[Entries taken from a collection]
◇ ◇ ◇ ◇ ◇
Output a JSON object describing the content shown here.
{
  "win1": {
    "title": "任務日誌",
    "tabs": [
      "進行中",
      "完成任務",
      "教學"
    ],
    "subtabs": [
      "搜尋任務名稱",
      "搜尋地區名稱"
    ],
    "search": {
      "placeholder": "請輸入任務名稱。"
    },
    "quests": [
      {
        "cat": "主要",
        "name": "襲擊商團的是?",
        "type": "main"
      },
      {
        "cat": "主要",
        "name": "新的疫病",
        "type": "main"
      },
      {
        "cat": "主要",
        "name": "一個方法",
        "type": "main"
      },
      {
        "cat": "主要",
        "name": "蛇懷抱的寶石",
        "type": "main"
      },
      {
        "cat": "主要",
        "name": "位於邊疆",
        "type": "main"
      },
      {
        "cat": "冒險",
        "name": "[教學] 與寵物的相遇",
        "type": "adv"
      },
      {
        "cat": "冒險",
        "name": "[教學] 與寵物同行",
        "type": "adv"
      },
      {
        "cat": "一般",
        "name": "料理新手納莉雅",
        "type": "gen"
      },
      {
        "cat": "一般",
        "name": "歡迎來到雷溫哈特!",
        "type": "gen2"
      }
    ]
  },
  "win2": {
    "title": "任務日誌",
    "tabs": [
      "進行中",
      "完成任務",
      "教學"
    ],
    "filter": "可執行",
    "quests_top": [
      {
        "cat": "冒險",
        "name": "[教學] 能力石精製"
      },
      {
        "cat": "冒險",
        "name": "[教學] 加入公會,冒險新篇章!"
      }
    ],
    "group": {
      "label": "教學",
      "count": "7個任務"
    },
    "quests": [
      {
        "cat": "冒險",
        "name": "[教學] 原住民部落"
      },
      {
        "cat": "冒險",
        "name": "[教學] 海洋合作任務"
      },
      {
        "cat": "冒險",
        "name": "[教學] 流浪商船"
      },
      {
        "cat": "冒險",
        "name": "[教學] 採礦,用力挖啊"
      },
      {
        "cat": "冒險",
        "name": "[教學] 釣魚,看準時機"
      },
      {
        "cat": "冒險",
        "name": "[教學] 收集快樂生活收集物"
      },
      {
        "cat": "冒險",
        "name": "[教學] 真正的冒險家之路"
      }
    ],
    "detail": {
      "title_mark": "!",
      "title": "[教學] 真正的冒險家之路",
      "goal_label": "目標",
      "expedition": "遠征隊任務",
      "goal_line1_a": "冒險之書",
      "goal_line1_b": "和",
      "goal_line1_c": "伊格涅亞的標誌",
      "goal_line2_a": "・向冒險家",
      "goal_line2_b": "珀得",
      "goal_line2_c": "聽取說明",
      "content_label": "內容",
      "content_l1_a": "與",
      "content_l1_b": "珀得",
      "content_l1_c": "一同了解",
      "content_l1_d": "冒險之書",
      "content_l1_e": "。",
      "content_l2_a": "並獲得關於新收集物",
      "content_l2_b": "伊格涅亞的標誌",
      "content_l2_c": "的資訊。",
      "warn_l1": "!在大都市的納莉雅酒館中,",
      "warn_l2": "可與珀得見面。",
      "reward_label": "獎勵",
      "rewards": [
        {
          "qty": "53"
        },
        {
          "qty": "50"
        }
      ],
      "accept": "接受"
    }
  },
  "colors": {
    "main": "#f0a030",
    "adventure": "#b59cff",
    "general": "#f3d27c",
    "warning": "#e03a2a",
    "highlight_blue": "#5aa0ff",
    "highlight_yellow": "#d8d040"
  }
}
◇ ◇ ◇ ◇ ◇
### Aim
Write an exact transcription of every entry above.

### Finished exercise
Output a JSON object describing the content shown here.
{
  "win1": {
    "title": "任務日誌",
    "tabs": [
      "進行中",
      "完成任務",
      "教學"
    ],
    "subtabs": [
      "搜尋任務名稱",
      "搜尋地區名稱"
    ],
    "search": {
      "placeholder": "請輸入任務名稱。"
    },
    "quests": [
      {
        "cat": "主要",
        "name": "襲擊商團的是?",
        "type": "main"
      },
      {
        "cat": "主要",
        "name": "新的疫病",
        "type": "main"
      },
      {
        "cat": "主要",
        "name": "一個方法",
        "type": "main"
      },
      {
        "cat": "主要",
        "name": "蛇懷抱的寶石",
        "type": "main"
      },
      {
        "cat": "主要",
        "name": "位於邊疆",
        "type": "main"
      },
      {
        "cat": "冒險",
        "name": "[教學] 與寵物的相遇",
        "type": "adv"
      },
      {
        "cat": "冒險",
        "name": "[教學] 與寵物同行",
        "type": "adv"
      },
      {
        "cat": "一般",
        "name": "料理新手納莉雅",
        "type": "gen"
      },
      {
        "cat": "一般",
        "name": "歡迎來到雷溫哈特!",
        "type": "gen2"
      }
    ]
  },
  "win2": {
    "title": "任務日誌",
    "tabs": [
      "進行中",
      "完成任務",
      "教學"
    ],
    "filter": "可執行",
    "quests_top": [
      {
        "cat": "冒險",
        "name": "[教學] 能力石精製"
      },
      {
        "cat": "冒險",
        "name": "[教學] 加入公會,冒險新篇章!"
      }
    ],
    "group": {
      "label": "教學",
      "count": "7個任務"
    },
    "quests": [
      {
        "cat": "冒險",
        "name": "[教學] 原住民部落"
      },
      {
        "cat": "冒險",
        "name": "[教學] 海洋合作任務"
      },
      {
        "cat": "冒險",
        "name": "[教學] 流浪商船"
      },
      {
        "cat": "冒險",
        "name": "[教學] 採礦,用力挖啊"
      },
      {
        "cat": "冒險",
        "name": "[教學] 釣魚,看準時機"
      },
      {
        "cat": "冒險",
        "name": "[教學] 收集快樂生活收集物"
      },
      {
        "cat": "冒險",
        "name": "[教學] 真正的冒險家之路"
      }
    ],
    "detail": {
      "title_mark": "!",
      "title": "[教學] 真正的冒險家之路",
      "goal_label": "目標",
      "expedition": "遠征隊任務",
      "goal_line1_a": "冒險之書",
      "goal_line1_b": "和",
      "goal_line1_c": "伊格涅亞的標誌",
      "goal_line2_a": "・向冒險家",
      "goal_line2_b": "珀得",
      "goal_line2_c": "聽取說明",
      "content_label": "內容",
      "content_l1_a": "與",
      "content_l1_b": "珀得",
      "content_l1_c": "一同了解",
      "content_l1_d": "冒險之書",
      "content_l1_e": "。",
      "content_l2_a": "並獲得關於新收集物",
      "content_l2_b": "伊格涅亞的標誌",
      "content_l2_c": "的資訊。",
      "warn_l1": "!在大都市的納莉雅酒館中,",
      "warn_l2": "可與珀得見面。",
      "reward_label": "獎勵",
      "rewards": [
        {
          "qty": "53"
        },
        {
          "qty": "50"
        }
      ],
      "accept": "接受"
    }
  },
  "colors": {
    "main": "#f0a030",
    "adventure": "#b59cff",
    "general": "#f3d27c",
    "warning": "#e03a2a",
    "highlight_blue": "#5aa0ff",
    "highlight_yellow": "#d8d040"
  }
}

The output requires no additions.